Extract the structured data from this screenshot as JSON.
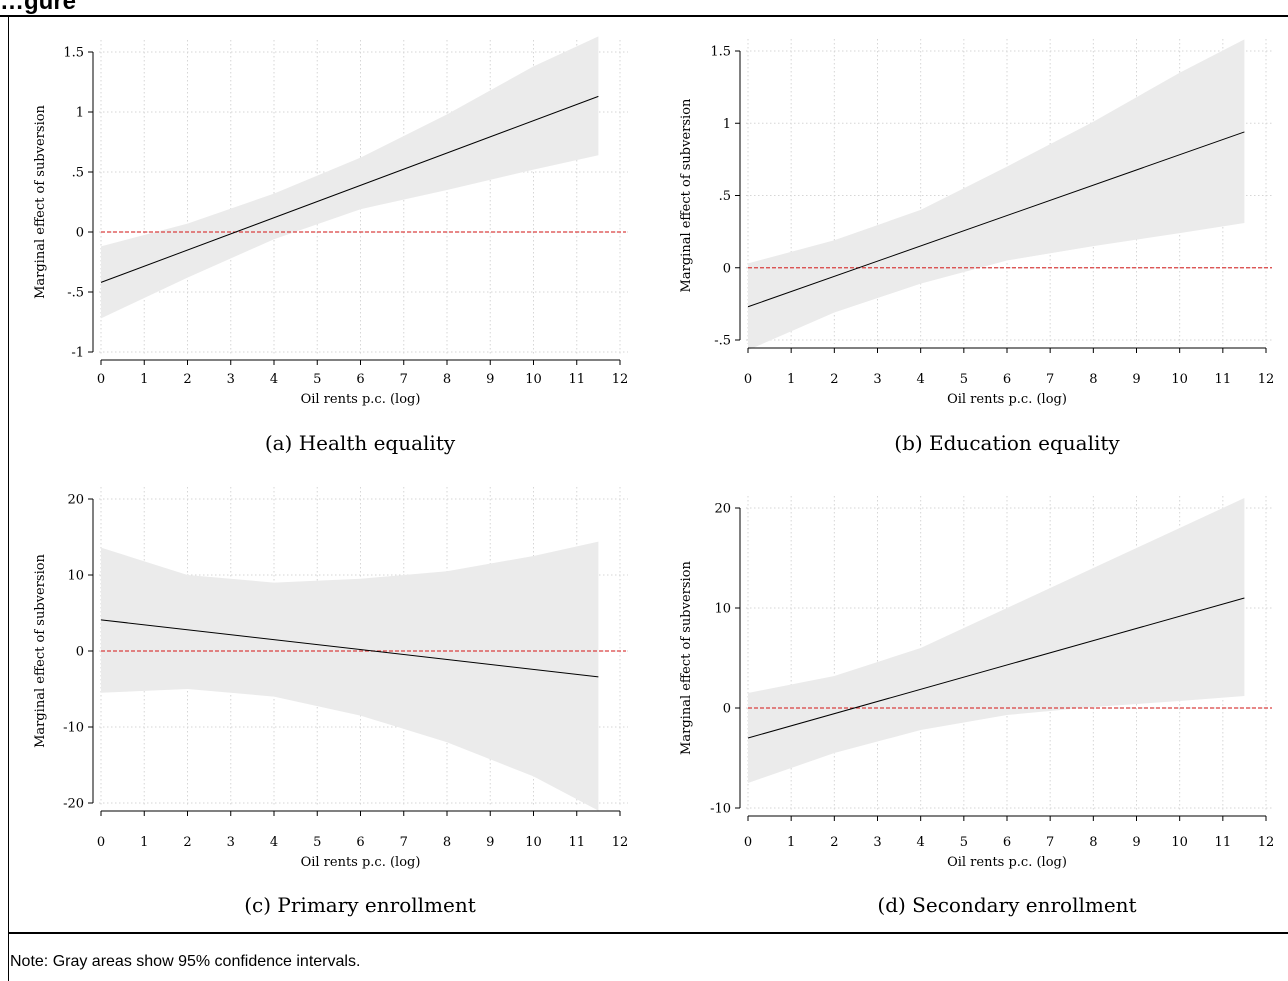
{
  "page": {
    "title": "…gure",
    "note": "Note: Gray areas show 95% confidence intervals."
  },
  "colors": {
    "band": "#ebebeb",
    "line": "#000000",
    "zero_line": "#d94040",
    "grid": "#d6d6d6"
  },
  "chart_data": [
    {
      "type": "line",
      "caption": "(a) Health equality",
      "xlabel": "Oil rents p.c. (log)",
      "ylabel": "Marginal effect of subversion",
      "xlim": [
        0,
        12
      ],
      "ylim": [
        -1,
        1.5
      ],
      "xticks": [
        0,
        1,
        2,
        3,
        4,
        5,
        6,
        7,
        8,
        9,
        10,
        11,
        12
      ],
      "yticks": [
        -1,
        -0.5,
        0,
        0.5,
        1,
        1.5
      ],
      "yticklabels": [
        "-1",
        "-.5",
        "0",
        ".5",
        "1",
        "1.5"
      ],
      "x": [
        0,
        11.5
      ],
      "y": [
        -0.42,
        1.13
      ],
      "ci_x": [
        0,
        2,
        4,
        6,
        8,
        10,
        11.5
      ],
      "ci_lower": [
        -0.72,
        -0.38,
        -0.06,
        0.19,
        0.35,
        0.52,
        0.64
      ],
      "ci_upper": [
        -0.12,
        0.07,
        0.32,
        0.62,
        0.98,
        1.38,
        1.63
      ],
      "reference_line": 0
    },
    {
      "type": "line",
      "caption": "(b) Education equality",
      "xlabel": "Oil rents p.c. (log)",
      "ylabel": "Marginal effect of subversion",
      "xlim": [
        0,
        12
      ],
      "ylim": [
        -0.5,
        1.5
      ],
      "xticks": [
        0,
        1,
        2,
        3,
        4,
        5,
        6,
        7,
        8,
        9,
        10,
        11,
        12
      ],
      "yticks": [
        -0.5,
        0,
        0.5,
        1,
        1.5
      ],
      "yticklabels": [
        "-.5",
        "0",
        ".5",
        "1",
        "1.5"
      ],
      "x": [
        0,
        11.5
      ],
      "y": [
        -0.27,
        0.94
      ],
      "ci_x": [
        0,
        2,
        4,
        6,
        8,
        10,
        11.5
      ],
      "ci_lower": [
        -0.57,
        -0.31,
        -0.11,
        0.05,
        0.15,
        0.24,
        0.31
      ],
      "ci_upper": [
        0.03,
        0.19,
        0.4,
        0.7,
        1.01,
        1.35,
        1.58
      ],
      "reference_line": 0
    },
    {
      "type": "line",
      "caption": "(c) Primary enrollment",
      "xlabel": "Oil rents p.c. (log)",
      "ylabel": "Marginal effect of subversion",
      "xlim": [
        0,
        12
      ],
      "ylim": [
        -20,
        20
      ],
      "xticks": [
        0,
        1,
        2,
        3,
        4,
        5,
        6,
        7,
        8,
        9,
        10,
        11,
        12
      ],
      "yticks": [
        -20,
        -10,
        0,
        10,
        20
      ],
      "yticklabels": [
        "-20",
        "-10",
        "0",
        "10",
        "20"
      ],
      "x": [
        0,
        11.5
      ],
      "y": [
        4.1,
        -3.4
      ],
      "ci_x": [
        0,
        2,
        4,
        6,
        8,
        10,
        11.5
      ],
      "ci_lower": [
        -5.5,
        -5.0,
        -6.0,
        -8.5,
        -12.0,
        -16.5,
        -21.0
      ],
      "ci_upper": [
        13.6,
        10.0,
        9.0,
        9.5,
        10.5,
        12.5,
        14.4
      ],
      "reference_line": 0
    },
    {
      "type": "line",
      "caption": "(d) Secondary enrollment",
      "xlabel": "Oil rents p.c. (log)",
      "ylabel": "Marginal effect of subversion",
      "xlim": [
        0,
        12
      ],
      "ylim": [
        -10,
        20
      ],
      "xticks": [
        0,
        1,
        2,
        3,
        4,
        5,
        6,
        7,
        8,
        9,
        10,
        11,
        12
      ],
      "yticks": [
        -10,
        0,
        10,
        20
      ],
      "yticklabels": [
        "-10",
        "0",
        "10",
        "20"
      ],
      "x": [
        0,
        11.5
      ],
      "y": [
        -3.0,
        11.0
      ],
      "ci_x": [
        0,
        2,
        4,
        6,
        8,
        10,
        11.5
      ],
      "ci_lower": [
        -7.5,
        -4.5,
        -2.2,
        -0.7,
        0.1,
        0.7,
        1.2
      ],
      "ci_upper": [
        1.5,
        3.2,
        6.0,
        10.0,
        14.0,
        18.0,
        21.0
      ],
      "reference_line": 0
    }
  ]
}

+ + + + +

_STATED TASK_
Copy each line above that contains the word "caption".

_RESULT OF THE TASK_
      "caption": "(a) Health equality",
      "caption": "(b) Education equality",
      "caption": "(c) Primary enrollment",
      "caption": "(d) Secondary enrollment",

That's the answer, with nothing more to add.